Stored data
★ ★ ★ ★ ★

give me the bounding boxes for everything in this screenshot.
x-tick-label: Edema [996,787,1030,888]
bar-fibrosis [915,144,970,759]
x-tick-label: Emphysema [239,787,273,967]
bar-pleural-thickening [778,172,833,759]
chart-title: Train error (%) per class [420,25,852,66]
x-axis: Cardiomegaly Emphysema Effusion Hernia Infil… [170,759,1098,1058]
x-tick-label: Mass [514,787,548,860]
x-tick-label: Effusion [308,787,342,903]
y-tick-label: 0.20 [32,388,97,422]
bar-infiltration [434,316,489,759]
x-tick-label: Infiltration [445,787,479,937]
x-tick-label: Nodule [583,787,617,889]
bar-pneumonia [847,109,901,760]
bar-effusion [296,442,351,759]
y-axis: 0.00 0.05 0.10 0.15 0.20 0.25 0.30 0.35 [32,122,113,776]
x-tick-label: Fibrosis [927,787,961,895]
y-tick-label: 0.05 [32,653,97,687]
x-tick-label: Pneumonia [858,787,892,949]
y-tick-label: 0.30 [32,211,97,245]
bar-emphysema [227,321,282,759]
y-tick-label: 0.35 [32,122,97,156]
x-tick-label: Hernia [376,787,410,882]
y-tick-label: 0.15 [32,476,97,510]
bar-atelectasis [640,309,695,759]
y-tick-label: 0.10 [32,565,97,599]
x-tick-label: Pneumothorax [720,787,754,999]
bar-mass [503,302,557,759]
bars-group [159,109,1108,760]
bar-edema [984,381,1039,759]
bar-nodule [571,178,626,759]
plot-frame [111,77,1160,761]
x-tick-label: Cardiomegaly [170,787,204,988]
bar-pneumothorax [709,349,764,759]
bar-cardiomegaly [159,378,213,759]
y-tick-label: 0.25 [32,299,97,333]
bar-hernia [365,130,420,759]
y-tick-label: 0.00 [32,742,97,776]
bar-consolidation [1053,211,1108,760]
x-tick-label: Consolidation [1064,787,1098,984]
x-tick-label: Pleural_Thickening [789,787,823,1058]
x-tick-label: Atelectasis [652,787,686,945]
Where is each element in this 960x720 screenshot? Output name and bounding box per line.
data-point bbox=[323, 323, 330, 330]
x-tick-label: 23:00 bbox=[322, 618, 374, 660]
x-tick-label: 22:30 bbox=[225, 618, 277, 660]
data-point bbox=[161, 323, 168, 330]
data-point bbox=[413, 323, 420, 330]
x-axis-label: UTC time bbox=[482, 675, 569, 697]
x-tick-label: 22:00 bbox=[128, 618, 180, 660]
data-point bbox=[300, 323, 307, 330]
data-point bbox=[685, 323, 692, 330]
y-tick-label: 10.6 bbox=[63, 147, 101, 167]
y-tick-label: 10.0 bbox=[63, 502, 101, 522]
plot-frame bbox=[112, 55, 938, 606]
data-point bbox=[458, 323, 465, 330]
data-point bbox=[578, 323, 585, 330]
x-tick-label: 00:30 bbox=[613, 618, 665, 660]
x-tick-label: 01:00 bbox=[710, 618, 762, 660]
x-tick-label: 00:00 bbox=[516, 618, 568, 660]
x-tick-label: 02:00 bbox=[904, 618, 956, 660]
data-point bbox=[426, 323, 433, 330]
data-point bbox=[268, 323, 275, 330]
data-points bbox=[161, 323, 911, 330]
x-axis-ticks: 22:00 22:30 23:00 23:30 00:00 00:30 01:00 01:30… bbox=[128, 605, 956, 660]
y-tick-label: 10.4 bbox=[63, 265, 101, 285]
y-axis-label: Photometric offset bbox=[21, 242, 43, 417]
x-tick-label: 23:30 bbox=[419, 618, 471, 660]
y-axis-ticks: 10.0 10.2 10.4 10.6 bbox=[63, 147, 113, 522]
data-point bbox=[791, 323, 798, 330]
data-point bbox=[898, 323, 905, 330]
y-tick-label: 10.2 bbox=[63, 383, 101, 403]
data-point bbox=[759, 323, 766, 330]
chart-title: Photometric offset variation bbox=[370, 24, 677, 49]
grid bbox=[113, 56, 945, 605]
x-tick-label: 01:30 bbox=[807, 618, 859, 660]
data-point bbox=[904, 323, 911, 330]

★ ★ ★ ★ ★

- [PROMPT]
Output the lines above as a Markdown table with two columns, "No." and "Line", where each row holds its number and one line. Leave out any blank lines.

- [THE REPLY]
| No. | Line |
|---|---|
| 1 | give me the bounding boxes for everything in this screenshot. |
| 2 | x-tick-label: Edema [996,787,1030,888] |
| 3 | bar-fibrosis [915,144,970,759] |
| 4 | x-tick-label: Emphysema [239,787,273,967] |
| 5 | bar-pleural-thickening [778,172,833,759] |
| 6 | chart-title: Train error (%) per class [420,25,852,66] |
| 7 | x-axis: Cardiomegaly Emphysema Effusion Hernia Infil… [170,759,1098,1058] |
| 8 | x-tick-label: Mass [514,787,548,860] |
| 9 | x-tick-label: Effusion [308,787,342,903] |
| 10 | y-tick-label: 0.20 [32,388,97,422] |
| 11 | bar-infiltration [434,316,489,759] |
| 12 | x-tick-label: Infiltration [445,787,479,937] |
| 13 | x-tick-label: Nodule [583,787,617,889] |
| 14 | bar-pneumonia [847,109,901,760] |
| 15 | bar-effusion [296,442,351,759] |
| 16 | y-axis: 0.00 0.05 0.10 0.15 0.20 0.25 0.30 0.35 [32,122,113,776] |
| 17 | x-tick-label: Fibrosis [927,787,961,895] |
| 18 | y-tick-label: 0.05 [32,653,97,687] |
| 19 | x-tick-label: Pneumonia [858,787,892,949] |
| 20 | y-tick-label: 0.30 [32,211,97,245] |
| 21 | bar-emphysema [227,321,282,759] |
| 22 | y-tick-label: 0.35 [32,122,97,156] |
| 23 | x-tick-label: Hernia [376,787,410,882] |
| 24 | y-tick-label: 0.15 [32,476,97,510] |
| 25 | bar-atelectasis [640,309,695,759] |
| 26 | y-tick-label: 0.10 [32,565,97,599] |
| 27 | x-tick-label: Pneumothorax [720,787,754,999] |
| 28 | bar-mass [503,302,557,759] |
| 29 | bars-group [159,109,1108,760] |
| 30 | bar-edema [984,381,1039,759] |
| 31 | bar-nodule [571,178,626,759] |
| 32 | plot-frame [111,77,1160,761] |
| 33 | x-tick-label: Cardiomegaly [170,787,204,988] |
| 34 | bar-pneumothorax [709,349,764,759] |
| 35 | bar-cardiomegaly [159,378,213,759] |
| 36 | y-tick-label: 0.25 [32,299,97,333] |
| 37 | bar-hernia [365,130,420,759] |
| 38 | y-tick-label: 0.00 [32,742,97,776] |
| 39 | bar-consolidation [1053,211,1108,760] |
| 40 | x-tick-label: Consolidation [1064,787,1098,984] |
| 41 | x-tick-label: Pleural_Thickening [789,787,823,1058] |
| 42 | x-tick-label: Atelectasis [652,787,686,945] |
| 43 | Where is each element in this 960x720 screenshot? Output name and bounding box per line. |
| 44 | data-point bbox=[323, 323, 330, 330] |
| 45 | x-tick-label: 23:00 bbox=[322, 618, 374, 660] |
| 46 | x-tick-label: 22:30 bbox=[225, 618, 277, 660] |
| 47 | data-point bbox=[161, 323, 168, 330] |
| 48 | data-point bbox=[413, 323, 420, 330] |
| 49 | x-axis-label: UTC time bbox=[482, 675, 569, 697] |
| 50 | x-tick-label: 22:00 bbox=[128, 618, 180, 660] |
| 51 | data-point bbox=[300, 323, 307, 330] |
| 52 | data-point bbox=[685, 323, 692, 330] |
| 53 | y-tick-label: 10.6 bbox=[63, 147, 101, 167] |
| 54 | y-tick-label: 10.0 bbox=[63, 502, 101, 522] |
| 55 | plot-frame bbox=[112, 55, 938, 606] |
| 56 | data-point bbox=[458, 323, 465, 330] |
| 57 | data-point bbox=[578, 323, 585, 330] |
| 58 | x-tick-label: 00:30 bbox=[613, 618, 665, 660] |
| 59 | x-tick-label: 01:00 bbox=[710, 618, 762, 660] |
| 60 | x-tick-label: 00:00 bbox=[516, 618, 568, 660] |
| 61 | x-tick-label: 02:00 bbox=[904, 618, 956, 660] |
| 62 | data-point bbox=[426, 323, 433, 330] |
| 63 | data-point bbox=[268, 323, 275, 330] |
| 64 | data-points bbox=[161, 323, 911, 330] |
| 65 | x-axis-ticks: 22:00 22:30 23:00 23:30 00:00 00:30 01:00 01:30… bbox=[128, 605, 956, 660] |
| 66 | y-tick-label: 10.4 bbox=[63, 265, 101, 285] |
| 67 | y-axis-label: Photometric offset bbox=[21, 242, 43, 417] |
| 68 | x-tick-label: 23:30 bbox=[419, 618, 471, 660] |
| 69 | y-axis-ticks: 10.0 10.2 10.4 10.6 bbox=[63, 147, 113, 522] |
| 70 | data-point bbox=[791, 323, 798, 330] |
| 71 | data-point bbox=[898, 323, 905, 330] |
| 72 | y-tick-label: 10.2 bbox=[63, 383, 101, 403] |
| 73 | data-point bbox=[759, 323, 766, 330] |
| 74 | chart-title: Photometric offset variation bbox=[370, 24, 677, 49] |
| 75 | grid bbox=[113, 56, 945, 605] |
| 76 | x-tick-label: 01:30 bbox=[807, 618, 859, 660] |
| 77 | data-point bbox=[904, 323, 911, 330] |